*LISTED RECORDS*
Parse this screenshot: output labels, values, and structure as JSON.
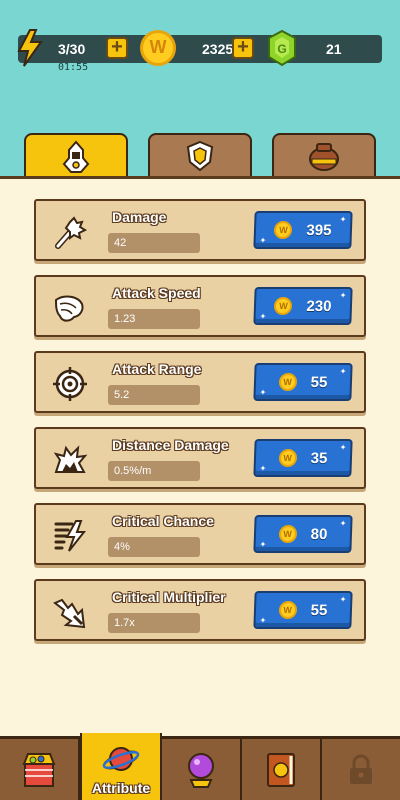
{
  "resources": {
    "energy": "3/30",
    "timer": "01:55",
    "coins": "2325",
    "gems": "21",
    "coin_glyph": "W"
  },
  "tabs": [
    {
      "name": "hero",
      "icon": "hero-icon",
      "active": true
    },
    {
      "name": "shield",
      "icon": "shield-icon",
      "active": false
    },
    {
      "name": "bag",
      "icon": "bag-icon",
      "active": false
    }
  ],
  "attributes": [
    {
      "title": "Damage",
      "value": "42",
      "cost": "395",
      "icon": "club-icon"
    },
    {
      "title": "Attack Speed",
      "value": "1.23",
      "cost": "230",
      "icon": "wing-icon"
    },
    {
      "title": "Attack Range",
      "value": "5.2",
      "cost": "55",
      "icon": "crosshair-icon"
    },
    {
      "title": "Distance Damage",
      "value": "0.5%/m",
      "cost": "35",
      "icon": "explosion-icon"
    },
    {
      "title": "Critical Chance",
      "value": "4%",
      "cost": "80",
      "icon": "lightning-icon"
    },
    {
      "title": "Critical Multiplier",
      "value": "1.7x",
      "cost": "55",
      "icon": "crit-arrow-icon"
    }
  ],
  "nav": {
    "active_label": "Attribute",
    "items": [
      "shop-icon",
      "planet-icon",
      "crystal-ball-icon",
      "book-icon",
      "lock-icon"
    ]
  },
  "colors": {
    "sky": "#79d6d0",
    "accent": "#f6c30d",
    "button": "#2872d4",
    "panel": "#fdf4dc",
    "card": "#ead1a4"
  }
}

*EXERCISE BRIEF*
Print every entry exactly as written, without the pictures.

*WRITTEN ANSWER*
Parse this screenshot: output labels, values, and structure as JSON.
{
  "resources": {
    "energy": "3/30",
    "timer": "01:55",
    "coins": "2325",
    "gems": "21",
    "coin_glyph": "W"
  },
  "tabs": [
    {
      "name": "hero",
      "icon": "hero-icon",
      "active": true
    },
    {
      "name": "shield",
      "icon": "shield-icon",
      "active": false
    },
    {
      "name": "bag",
      "icon": "bag-icon",
      "active": false
    }
  ],
  "attributes": [
    {
      "title": "Damage",
      "value": "42",
      "cost": "395",
      "icon": "club-icon"
    },
    {
      "title": "Attack Speed",
      "value": "1.23",
      "cost": "230",
      "icon": "wing-icon"
    },
    {
      "title": "Attack Range",
      "value": "5.2",
      "cost": "55",
      "icon": "crosshair-icon"
    },
    {
      "title": "Distance Damage",
      "value": "0.5%/m",
      "cost": "35",
      "icon": "explosion-icon"
    },
    {
      "title": "Critical Chance",
      "value": "4%",
      "cost": "80",
      "icon": "lightning-icon"
    },
    {
      "title": "Critical Multiplier",
      "value": "1.7x",
      "cost": "55",
      "icon": "crit-arrow-icon"
    }
  ],
  "nav": {
    "active_label": "Attribute",
    "items": [
      "shop-icon",
      "planet-icon",
      "crystal-ball-icon",
      "book-icon",
      "lock-icon"
    ]
  },
  "colors": {
    "sky": "#79d6d0",
    "accent": "#f6c30d",
    "button": "#2872d4",
    "panel": "#fdf4dc",
    "card": "#ead1a4"
  }
}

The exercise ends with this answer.